| Input rows |
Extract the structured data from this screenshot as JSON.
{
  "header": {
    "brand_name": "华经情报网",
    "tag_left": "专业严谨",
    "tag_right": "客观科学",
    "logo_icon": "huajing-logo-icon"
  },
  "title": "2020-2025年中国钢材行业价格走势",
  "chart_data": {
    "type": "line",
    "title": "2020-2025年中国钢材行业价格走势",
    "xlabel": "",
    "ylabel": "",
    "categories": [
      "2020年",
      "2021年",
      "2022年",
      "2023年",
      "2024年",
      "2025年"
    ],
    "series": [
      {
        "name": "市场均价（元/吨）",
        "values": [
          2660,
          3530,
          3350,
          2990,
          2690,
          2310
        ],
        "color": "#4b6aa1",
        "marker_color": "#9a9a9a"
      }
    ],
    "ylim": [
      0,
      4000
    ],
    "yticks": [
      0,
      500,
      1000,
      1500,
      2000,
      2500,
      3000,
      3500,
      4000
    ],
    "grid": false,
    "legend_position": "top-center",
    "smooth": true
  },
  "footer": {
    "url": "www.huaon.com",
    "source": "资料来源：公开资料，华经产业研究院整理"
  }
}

| Task directions |
Transcribe the whole listing with nothing added or left out.

| Output for this exercise |
Extract the structured data from this screenshot as JSON.
{
  "header": {
    "brand_name": "华经情报网",
    "tag_left": "专业严谨",
    "tag_right": "客观科学",
    "logo_icon": "huajing-logo-icon"
  },
  "title": "2020-2025年中国钢材行业价格走势",
  "chart_data": {
    "type": "line",
    "title": "2020-2025年中国钢材行业价格走势",
    "xlabel": "",
    "ylabel": "",
    "categories": [
      "2020年",
      "2021年",
      "2022年",
      "2023年",
      "2024年",
      "2025年"
    ],
    "series": [
      {
        "name": "市场均价（元/吨）",
        "values": [
          2660,
          3530,
          3350,
          2990,
          2690,
          2310
        ],
        "color": "#4b6aa1",
        "marker_color": "#9a9a9a"
      }
    ],
    "ylim": [
      0,
      4000
    ],
    "yticks": [
      0,
      500,
      1000,
      1500,
      2000,
      2500,
      3000,
      3500,
      4000
    ],
    "grid": false,
    "legend_position": "top-center",
    "smooth": true
  },
  "footer": {
    "url": "www.huaon.com",
    "source": "资料来源：公开资料，华经产业研究院整理"
  }
}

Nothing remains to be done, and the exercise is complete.